"""

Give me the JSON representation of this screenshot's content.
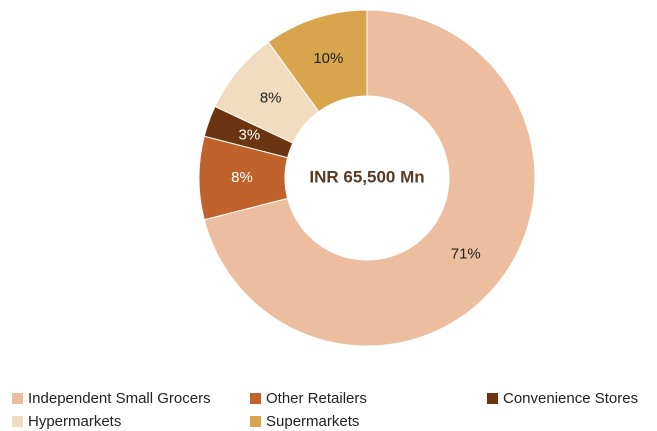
{
  "chart_data": {
    "type": "pie",
    "annotation": "INR 65,500 Mn",
    "categories": [
      "Independent Small Grocers",
      "Other Retailers",
      "Convenience Stores",
      "Hypermarkets",
      "Supermarkets"
    ],
    "values": [
      71,
      8,
      3,
      8,
      10
    ],
    "value_labels": [
      "71%",
      "8%",
      "3%",
      "8%",
      "10%"
    ],
    "colors": [
      "#ecbe9f",
      "#c0622b",
      "#6b3511",
      "#f1dcbf",
      "#d9a54c"
    ]
  }
}
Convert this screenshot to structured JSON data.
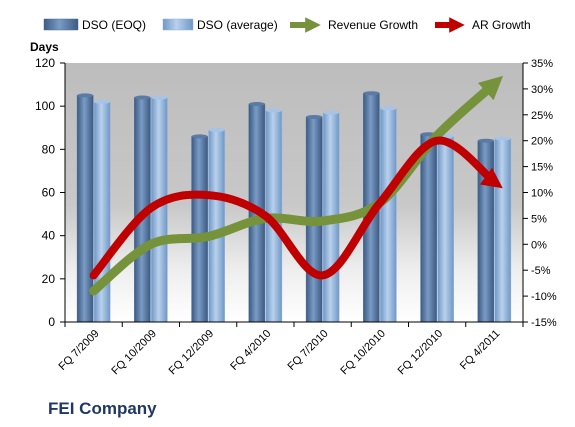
{
  "company": "FEI Company",
  "colors": {
    "bar_eoq": "#4a6a93",
    "bar_avg": "#8fb3dc",
    "revenue": "#76933c",
    "ar": "#c00000"
  },
  "chart_data": {
    "type": "bar",
    "categories": [
      "FQ 7/2009",
      "FQ 10/2009",
      "FQ 12/2009",
      "FQ 4/2010",
      "FQ 7/2010",
      "FQ 10/2010",
      "FQ 12/2010",
      "FQ 4/2011"
    ],
    "series": [
      {
        "name": "DSO (EOQ)",
        "kind": "bar",
        "axis": "left",
        "values": [
          105,
          104,
          86,
          101,
          95,
          106,
          87,
          84
        ]
      },
      {
        "name": "DSO (average)",
        "kind": "bar",
        "axis": "left",
        "values": [
          102,
          104,
          89,
          98,
          97,
          99,
          86,
          85
        ]
      },
      {
        "name": "Revenue Growth",
        "kind": "line",
        "axis": "right",
        "unit": "%",
        "values": [
          -9,
          0,
          1.5,
          5,
          4.5,
          8,
          21,
          31
        ]
      },
      {
        "name": "AR Growth",
        "kind": "line",
        "axis": "right",
        "unit": "%",
        "values": [
          -6,
          7,
          9.5,
          5.5,
          -6,
          8,
          20,
          12
        ]
      }
    ],
    "ylabel": "Days",
    "ylim": [
      0,
      120
    ],
    "yticks": [
      0,
      20,
      40,
      60,
      80,
      100,
      120
    ],
    "y2lim": [
      -15,
      35
    ],
    "y2ticks": [
      "-15%",
      "-10%",
      "-5%",
      "0%",
      "5%",
      "10%",
      "15%",
      "20%",
      "25%",
      "30%",
      "35%"
    ],
    "legend_position": "top",
    "grid": false
  }
}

"""

Extract the full listing exactly, with the pictures left out.

# Full solution
Give me the JSON representation of this screenshot's content.
{
  "chart_data": {
    "type": "pie",
    "annotation": "INR 65,500 Mn",
    "categories": [
      "Independent Small Grocers",
      "Other Retailers",
      "Convenience Stores",
      "Hypermarkets",
      "Supermarkets"
    ],
    "values": [
      71,
      8,
      3,
      8,
      10
    ],
    "value_labels": [
      "71%",
      "8%",
      "3%",
      "8%",
      "10%"
    ],
    "colors": [
      "#ecbe9f",
      "#c0622b",
      "#6b3511",
      "#f1dcbf",
      "#d9a54c"
    ]
  }
}
Convert this screenshot to structured JSON data.
{
  "company": "FEI Company",
  "colors": {
    "bar_eoq": "#4a6a93",
    "bar_avg": "#8fb3dc",
    "revenue": "#76933c",
    "ar": "#c00000"
  },
  "chart_data": {
    "type": "bar",
    "categories": [
      "FQ 7/2009",
      "FQ 10/2009",
      "FQ 12/2009",
      "FQ 4/2010",
      "FQ 7/2010",
      "FQ 10/2010",
      "FQ 12/2010",
      "FQ 4/2011"
    ],
    "series": [
      {
        "name": "DSO (EOQ)",
        "kind": "bar",
        "axis": "left",
        "values": [
          105,
          104,
          86,
          101,
          95,
          106,
          87,
          84
        ]
      },
      {
        "name": "DSO (average)",
        "kind": "bar",
        "axis": "left",
        "values": [
          102,
          104,
          89,
          98,
          97,
          99,
          86,
          85
        ]
      },
      {
        "name": "Revenue Growth",
        "kind": "line",
        "axis": "right",
        "unit": "%",
        "values": [
          -9,
          0,
          1.5,
          5,
          4.5,
          8,
          21,
          31
        ]
      },
      {
        "name": "AR Growth",
        "kind": "line",
        "axis": "right",
        "unit": "%",
        "values": [
          -6,
          7,
          9.5,
          5.5,
          -6,
          8,
          20,
          12
        ]
      }
    ],
    "ylabel": "Days",
    "ylim": [
      0,
      120
    ],
    "yticks": [
      0,
      20,
      40,
      60,
      80,
      100,
      120
    ],
    "y2lim": [
      -15,
      35
    ],
    "y2ticks": [
      "-15%",
      "-10%",
      "-5%",
      "0%",
      "5%",
      "10%",
      "15%",
      "20%",
      "25%",
      "30%",
      "35%"
    ],
    "legend_position": "top",
    "grid": false
  }
}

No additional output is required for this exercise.